*** INPUT FOR THIS TASK ***

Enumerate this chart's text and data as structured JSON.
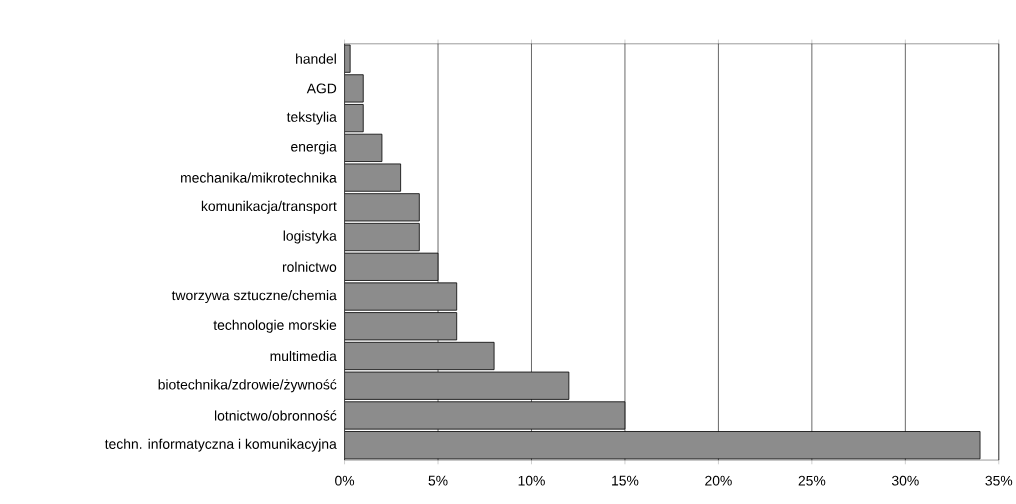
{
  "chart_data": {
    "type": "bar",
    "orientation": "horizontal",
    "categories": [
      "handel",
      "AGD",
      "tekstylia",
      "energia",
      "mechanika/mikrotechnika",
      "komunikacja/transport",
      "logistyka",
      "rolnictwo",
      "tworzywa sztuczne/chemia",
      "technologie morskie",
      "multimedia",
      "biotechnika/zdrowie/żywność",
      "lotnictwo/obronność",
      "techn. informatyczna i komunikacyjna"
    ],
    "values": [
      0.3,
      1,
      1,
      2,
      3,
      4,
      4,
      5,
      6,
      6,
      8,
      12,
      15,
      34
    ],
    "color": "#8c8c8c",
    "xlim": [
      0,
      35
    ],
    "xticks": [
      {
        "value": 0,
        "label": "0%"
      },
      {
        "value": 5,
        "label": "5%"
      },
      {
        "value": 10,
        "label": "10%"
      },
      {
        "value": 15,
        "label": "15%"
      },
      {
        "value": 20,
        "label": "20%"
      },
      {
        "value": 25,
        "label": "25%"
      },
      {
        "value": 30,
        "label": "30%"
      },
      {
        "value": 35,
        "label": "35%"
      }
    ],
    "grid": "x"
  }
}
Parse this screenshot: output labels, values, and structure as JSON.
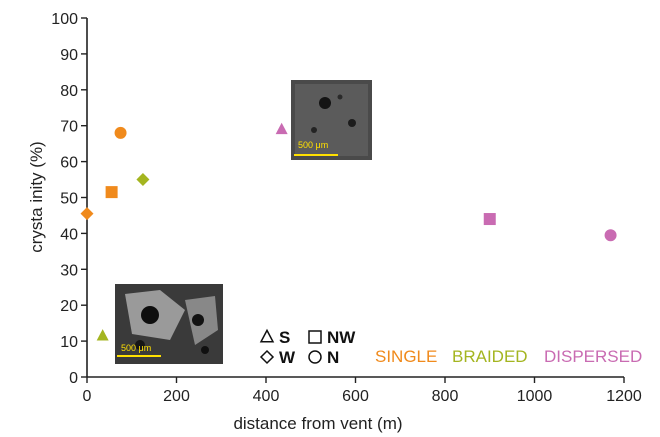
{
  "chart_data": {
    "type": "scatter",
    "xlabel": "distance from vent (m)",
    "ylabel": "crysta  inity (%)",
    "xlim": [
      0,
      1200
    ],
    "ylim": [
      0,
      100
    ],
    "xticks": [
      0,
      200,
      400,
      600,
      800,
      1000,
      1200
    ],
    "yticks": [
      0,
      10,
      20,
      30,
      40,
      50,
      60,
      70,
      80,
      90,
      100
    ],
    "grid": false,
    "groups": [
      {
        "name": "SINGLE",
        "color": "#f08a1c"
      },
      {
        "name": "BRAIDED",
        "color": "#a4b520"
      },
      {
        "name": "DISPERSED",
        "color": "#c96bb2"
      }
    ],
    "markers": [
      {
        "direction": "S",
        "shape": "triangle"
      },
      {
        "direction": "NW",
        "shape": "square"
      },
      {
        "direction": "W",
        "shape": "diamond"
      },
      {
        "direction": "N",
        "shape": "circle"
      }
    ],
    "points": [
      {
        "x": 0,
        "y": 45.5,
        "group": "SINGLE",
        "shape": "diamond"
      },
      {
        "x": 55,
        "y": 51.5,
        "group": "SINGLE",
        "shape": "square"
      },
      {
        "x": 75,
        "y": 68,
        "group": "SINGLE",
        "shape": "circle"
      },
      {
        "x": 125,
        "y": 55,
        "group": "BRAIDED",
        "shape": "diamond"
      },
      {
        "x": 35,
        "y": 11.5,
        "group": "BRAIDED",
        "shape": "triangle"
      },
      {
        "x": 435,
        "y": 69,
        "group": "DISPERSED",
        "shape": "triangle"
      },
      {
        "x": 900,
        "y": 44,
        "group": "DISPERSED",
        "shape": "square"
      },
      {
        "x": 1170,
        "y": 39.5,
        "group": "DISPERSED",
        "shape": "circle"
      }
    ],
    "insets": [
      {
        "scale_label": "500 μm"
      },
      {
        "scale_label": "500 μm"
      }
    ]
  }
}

***

TASK TO COMPLETE: Quote the records above exactly, leaving out any pictures.

RESULT OF THIS TASK:
Enumerate this chart's text and data as structured JSON.
{
  "chart_data": {
    "type": "bar",
    "orientation": "horizontal",
    "categories": [
      "handel",
      "AGD",
      "tekstylia",
      "energia",
      "mechanika/mikrotechnika",
      "komunikacja/transport",
      "logistyka",
      "rolnictwo",
      "tworzywa sztuczne/chemia",
      "technologie morskie",
      "multimedia",
      "biotechnika/zdrowie/żywność",
      "lotnictwo/obronność",
      "techn. informatyczna i komunikacyjna"
    ],
    "values": [
      0.3,
      1,
      1,
      2,
      3,
      4,
      4,
      5,
      6,
      6,
      8,
      12,
      15,
      34
    ],
    "color": "#8c8c8c",
    "xlim": [
      0,
      35
    ],
    "xticks": [
      {
        "value": 0,
        "label": "0%"
      },
      {
        "value": 5,
        "label": "5%"
      },
      {
        "value": 10,
        "label": "10%"
      },
      {
        "value": 15,
        "label": "15%"
      },
      {
        "value": 20,
        "label": "20%"
      },
      {
        "value": 25,
        "label": "25%"
      },
      {
        "value": 30,
        "label": "30%"
      },
      {
        "value": 35,
        "label": "35%"
      }
    ],
    "grid": "x"
  }
}
Parse this screenshot: output labels, values, and structure as JSON.
{
  "chart_data": {
    "type": "scatter",
    "xlabel": "distance from vent (m)",
    "ylabel": "crysta  inity (%)",
    "xlim": [
      0,
      1200
    ],
    "ylim": [
      0,
      100
    ],
    "xticks": [
      0,
      200,
      400,
      600,
      800,
      1000,
      1200
    ],
    "yticks": [
      0,
      10,
      20,
      30,
      40,
      50,
      60,
      70,
      80,
      90,
      100
    ],
    "grid": false,
    "groups": [
      {
        "name": "SINGLE",
        "color": "#f08a1c"
      },
      {
        "name": "BRAIDED",
        "color": "#a4b520"
      },
      {
        "name": "DISPERSED",
        "color": "#c96bb2"
      }
    ],
    "markers": [
      {
        "direction": "S",
        "shape": "triangle"
      },
      {
        "direction": "NW",
        "shape": "square"
      },
      {
        "direction": "W",
        "shape": "diamond"
      },
      {
        "direction": "N",
        "shape": "circle"
      }
    ],
    "points": [
      {
        "x": 0,
        "y": 45.5,
        "group": "SINGLE",
        "shape": "diamond"
      },
      {
        "x": 55,
        "y": 51.5,
        "group": "SINGLE",
        "shape": "square"
      },
      {
        "x": 75,
        "y": 68,
        "group": "SINGLE",
        "shape": "circle"
      },
      {
        "x": 125,
        "y": 55,
        "group": "BRAIDED",
        "shape": "diamond"
      },
      {
        "x": 35,
        "y": 11.5,
        "group": "BRAIDED",
        "shape": "triangle"
      },
      {
        "x": 435,
        "y": 69,
        "group": "DISPERSED",
        "shape": "triangle"
      },
      {
        "x": 900,
        "y": 44,
        "group": "DISPERSED",
        "shape": "square"
      },
      {
        "x": 1170,
        "y": 39.5,
        "group": "DISPERSED",
        "shape": "circle"
      }
    ],
    "insets": [
      {
        "scale_label": "500 μm"
      },
      {
        "scale_label": "500 μm"
      }
    ]
  }
}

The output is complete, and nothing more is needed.